--- START READING TEXT ---

# Transferring program to another PC ?



## suptob (Jul 8, 2010)

I have a program on my laptop which is no longer available for downloading. Is there any way of making a working copy for transfer to another PC ?


----------



## britechguy (Dec 6, 2019)

Not likely. What is it, if I may ask?


----------



## Corday (Mar 3, 2010)

If you have the installation file, yes. Otherwise just copying the program to a portable medium and trying to install won't work, except for your personal files if any in the program, but that's not what you need. I was able to do it with a paid program which basically transferred one computer to anther. I don't think you want the shebang.


----------



## suptob (Jul 8, 2010)

britechguy said:


> Not likely. What is it, if I may ask?


Yes, it's "AUSSIE TV FTW"


----------



## Corday (Mar 3, 2010)

It's available from many 3rd party sources, but get ready for a ton of crapwear if you download from one of them.


----------



## xrobwx71 (Oct 24, 2019)

Maybe this? 

https://helpdeskgeek.com/how-to/create-a-portable-version-of-any-application-in-windows/


----------



## suptob (Jul 8, 2010)

xrobwx71 said:


> Maybe this?
> 
> https://helpdeskgeek.com/how-to/create-a-portable-version-of-any-application-in-windows/



Thanks, it may work but I can't find the location on the C drive. It just comes up as a desktop shortcut and looking at properties there's no indication of where it resides on the PC.
I will just transfer the shortcut to my cloud drive and access it from there.
Cheers.


----------



## britechguy (Dec 6, 2019)

The question is: Is this program an installed program, or portable?

If it originally came as a ZIP file it's most likely portable and you could simply copy the executable out of whatever folder it's in and on to a new machine.

If it was installed with an installer, and made registry entries, then you can't.

It's generally pretty simple, if you're not sure, to simply copy the EXE file over to the new hardware and see if it will run. If it was an installed program that requires registry entries to work it will promptly barf.

It appears there was once even a Universal App version of this software, which adds to the confusion.

Would you please post a screen shot of the Properties dialog from the desktop shortcut? That would go a long way in figuring things out.


----------



## kendallt (Feb 21, 2007)

As Britech says, move it and see if it works. 
If it doesn't then check the registry on the original computer and associated registry entries, then import them to the 'new' system. (Only do this if you are comfortable working in the registry) 

If the program closes with a file not found, and names the file, typically it will be DLL perform a search for the name on internet, or the 1st computer and copy the files.
Internet is better because often it will only be the first of many DLLs that can't be found, on internet you can normally find the complete package for download.

--- END READING TEXT ---

▸ TASK INSTRUCTIONS:
• A. Answer these questions using the forum thread:
(i) What is the name of the program that suptob wants to transfer?
(ii) According to britechguy, what is a program most likely to be if it originally came as a ZIP file?
(iii) What does suptob say will be done with the desktop shortcut?
• B. Retype the forum thread from "If it was installed" up to and including "(Feb 21, 2007)".
The rows come from a different source than the forum thread.

--- START DATA PROVIDED ---

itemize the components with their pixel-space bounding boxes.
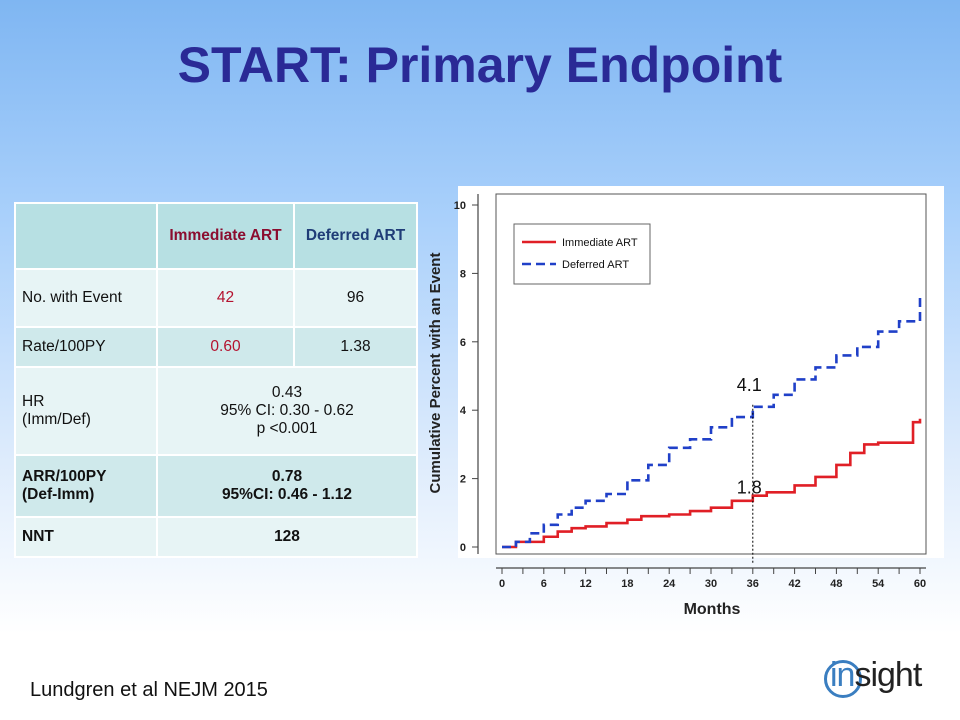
rate-immediate: 0.60 [156,326,295,368]
y-tick-label: 8 [460,268,466,280]
x-axis-title: Months [684,601,741,618]
table-row-events: No. with Event 42 96 [14,268,418,328]
annotation-immediate-value: 1.8 [737,477,762,497]
series-deferred-line [502,293,922,549]
logo-prefix: in [830,656,855,694]
plot-frame [495,193,927,555]
x-tick-label: 36 [747,578,759,590]
annotation-deferred-value: 4.1 [737,375,762,395]
row-label-hr: HR (Imm/Def) [14,366,158,456]
arr-values: 0.78 95%CI: 0.46 - 1.12 [156,454,418,518]
x-tick-label: 42 [788,578,800,590]
table-header-row: Immediate ART Deferred ART [14,202,418,270]
row-label-arr: ARR/100PY (Def-Imm) [14,454,158,518]
insight-logo: insight [822,656,932,700]
row-label-events: No. with Event [14,268,158,328]
x-tick-label: 18 [621,578,633,590]
x-tick-label: 0 [499,578,505,590]
table-row-hr: HR (Imm/Def) 0.43 95% CI: 0.30 - 0.62 p … [14,366,418,456]
header-deferred-art: Deferred ART [293,202,418,270]
logo-ring-icon [824,660,862,698]
legend-box [513,223,651,285]
legend-label: Deferred ART [562,259,629,271]
y-tick-label: 6 [460,337,466,349]
x-tick-label: 6 [541,578,547,590]
results-table: Immediate ART Deferred ART No. with Even… [14,202,418,558]
y-tick-label: 4 [460,405,467,417]
x-tick-label: 48 [830,578,842,590]
y-tick-label: 2 [460,474,466,486]
x-tick-label: 54 [872,578,885,590]
table-row-rate: Rate/100PY 0.60 1.38 [14,326,418,368]
events-deferred: 96 [293,268,418,328]
hr-value: 0.43 [271,384,303,401]
table-header-blank [14,202,158,270]
y-tick-label: 0 [460,542,466,554]
x-tick-label: 60 [914,578,926,590]
row-label-arr-text: ARR/100PY (Def-Imm) [22,468,107,503]
logo-suffix: sight [854,656,922,694]
x-tick-label: 24 [663,578,676,590]
table-row-arr: ARR/100PY (Def-Imm) 0.78 95%CI: 0.46 - 1… [14,454,418,518]
y-tick-label: 10 [454,200,466,212]
x-tick-label: 12 [579,578,591,590]
y-axis-title: Cumulative Percent with an Event [427,253,444,494]
legend-label: Immediate ART [562,237,638,249]
rate-deferred: 1.38 [293,326,418,368]
hr-values: 0.43 95% CI: 0.30 - 0.62 p <0.001 [156,366,418,456]
row-label-hr-text: HR (Imm/Def) [22,393,91,428]
series-immediate-line [502,418,922,549]
header-immediate-art: Immediate ART [156,202,295,270]
row-label-nnt: NNT [14,516,158,558]
events-immediate: 42 [156,268,295,328]
nnt-value: 128 [156,516,418,558]
x-tick-label: 30 [705,578,717,590]
row-label-rate: Rate/100PY [14,326,158,368]
arr-ci: 95%CI: 0.46 - 1.12 [221,486,353,503]
hr-p-value: p <0.001 [256,420,318,437]
citation: Lundgren et al NEJM 2015 [30,679,268,701]
arr-value: 0.78 [271,468,303,485]
logo-text: insight [830,656,922,695]
hr-ci: 95% CI: 0.30 - 0.62 [220,402,354,419]
page-title: START: Primary Endpoint [177,37,783,93]
table-row-nnt: NNT 128 [14,516,418,558]
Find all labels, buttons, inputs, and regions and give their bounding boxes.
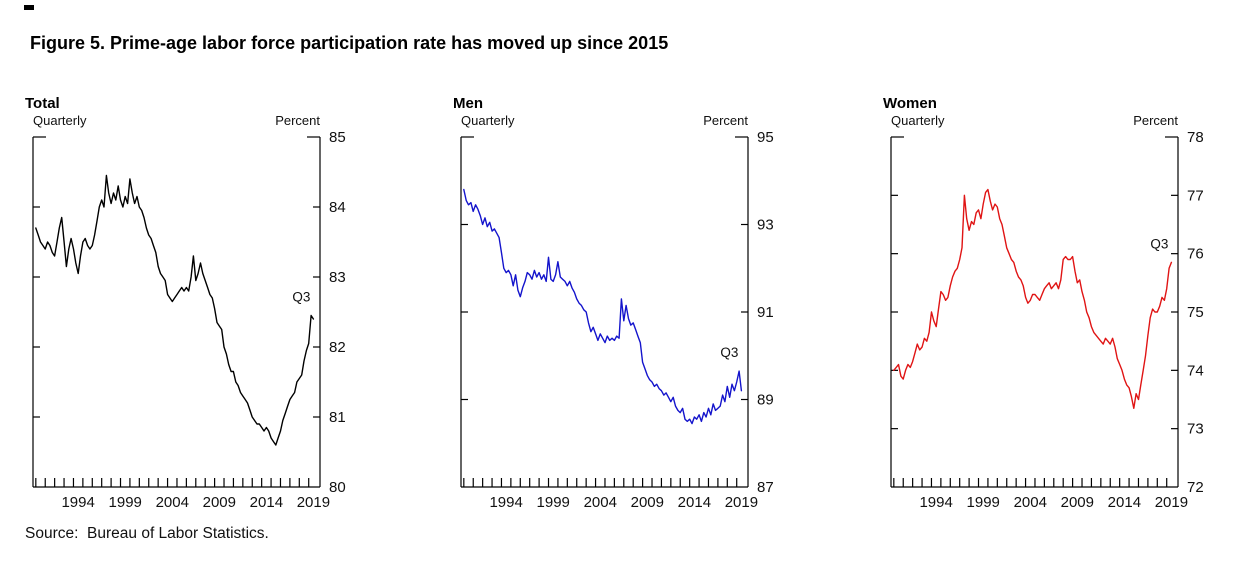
panel-title: Women bbox=[883, 95, 937, 112]
panel-women: Women Quarterly Percent 72 73 74 75 76 77 78 19… bbox=[883, 96, 1243, 526]
svg-text:75: 75 bbox=[1187, 304, 1204, 321]
svg-text:2009: 2009 bbox=[631, 494, 664, 511]
panel-title: Total bbox=[25, 95, 60, 112]
frequency-label: Quarterly bbox=[33, 113, 87, 128]
svg-text:Q3: Q3 bbox=[292, 290, 310, 305]
svg-text:84: 84 bbox=[329, 199, 346, 216]
svg-text:2019: 2019 bbox=[1155, 494, 1188, 511]
panel-subtitle-row: Quarterly Percent bbox=[461, 114, 748, 128]
svg-text:Q3: Q3 bbox=[720, 345, 738, 360]
svg-text:1999: 1999 bbox=[537, 494, 570, 511]
frequency-label: Quarterly bbox=[461, 113, 515, 128]
svg-text:78: 78 bbox=[1187, 129, 1204, 146]
svg-text:2019: 2019 bbox=[297, 494, 330, 511]
source-note: Source: Bureau of Labor Statistics. bbox=[25, 525, 269, 542]
total-line-chart: 80 81 82 83 84 85 1994 1999 2004 2009 2014 2019 Q3 bbox=[32, 129, 346, 511]
unit-label: Percent bbox=[1133, 113, 1178, 128]
svg-text:2009: 2009 bbox=[1061, 494, 1094, 511]
panel-total: Total Quarterly Percent 80 81 82 83 84 85 1994… bbox=[25, 96, 385, 526]
svg-text:2004: 2004 bbox=[584, 494, 617, 511]
panel-men: Men Quarterly Percent 87 89 91 93 95 1994 1999… bbox=[453, 96, 813, 526]
svg-text:72: 72 bbox=[1187, 479, 1204, 496]
panel-title: Men bbox=[453, 95, 483, 112]
page-corner-dash bbox=[24, 5, 34, 10]
svg-text:1994: 1994 bbox=[61, 494, 94, 511]
svg-text:2014: 2014 bbox=[250, 494, 283, 511]
panel-subtitle-row: Quarterly Percent bbox=[891, 114, 1178, 128]
svg-text:80: 80 bbox=[329, 479, 346, 496]
figure-title: Figure 5. Prime-age labor force particip… bbox=[30, 33, 669, 53]
svg-text:91: 91 bbox=[757, 304, 774, 321]
svg-text:1999: 1999 bbox=[109, 494, 142, 511]
svg-text:89: 89 bbox=[757, 392, 774, 409]
svg-text:2009: 2009 bbox=[203, 494, 236, 511]
svg-text:73: 73 bbox=[1187, 421, 1204, 438]
panel-subtitle-row: Quarterly Percent bbox=[33, 114, 320, 128]
unit-label: Percent bbox=[703, 113, 748, 128]
svg-text:2014: 2014 bbox=[1108, 494, 1141, 511]
svg-text:2019: 2019 bbox=[725, 494, 758, 511]
frequency-label: Quarterly bbox=[891, 113, 945, 128]
svg-text:1999: 1999 bbox=[967, 494, 1000, 511]
svg-text:93: 93 bbox=[757, 217, 774, 234]
svg-text:74: 74 bbox=[1187, 362, 1204, 379]
svg-text:85: 85 bbox=[329, 129, 346, 146]
svg-text:2004: 2004 bbox=[156, 494, 189, 511]
svg-text:87: 87 bbox=[757, 479, 774, 496]
svg-text:2004: 2004 bbox=[1014, 494, 1047, 511]
svg-text:Q3: Q3 bbox=[1150, 236, 1168, 251]
svg-text:1994: 1994 bbox=[489, 494, 522, 511]
men-line-chart: 87 89 91 93 95 1994 1999 2004 2009 2014 2019 Q3 bbox=[460, 129, 774, 511]
women-line-chart: 72 73 74 75 76 77 78 1994 1999 2004 2009 2014 2019 Q3 bbox=[890, 129, 1204, 511]
svg-text:2014: 2014 bbox=[678, 494, 711, 511]
svg-text:76: 76 bbox=[1187, 246, 1204, 263]
svg-text:1994: 1994 bbox=[919, 494, 952, 511]
svg-text:83: 83 bbox=[329, 269, 346, 286]
unit-label: Percent bbox=[275, 113, 320, 128]
svg-text:81: 81 bbox=[329, 409, 346, 426]
svg-text:95: 95 bbox=[757, 129, 774, 146]
svg-text:77: 77 bbox=[1187, 187, 1204, 204]
svg-text:82: 82 bbox=[329, 339, 346, 356]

--- END DATA PROVIDED ---

▸ SOLUTIONS TO EACH TASK:
• A.
(i) AUSSIE TV FTW
(ii) Portable
(iii) It will be transferred to suptob's cloud drive and accessed from there.

• B.
If it was installed with an installer, and made registry entries, then you can't.

It's generally pretty simple, if you're not sure, to simply copy the EXE file over to the new hardware and see if it will run. If it was an installed program that requires registry entries to work it will promptly barf.

It appears there was once even a Universal App version of this software, which adds to the confusion.

Would you please post a screen shot of the Properties dialog from the desktop shortcut? That would go a long way in figuring things out.


----------



## kendallt (Feb 21, 2007)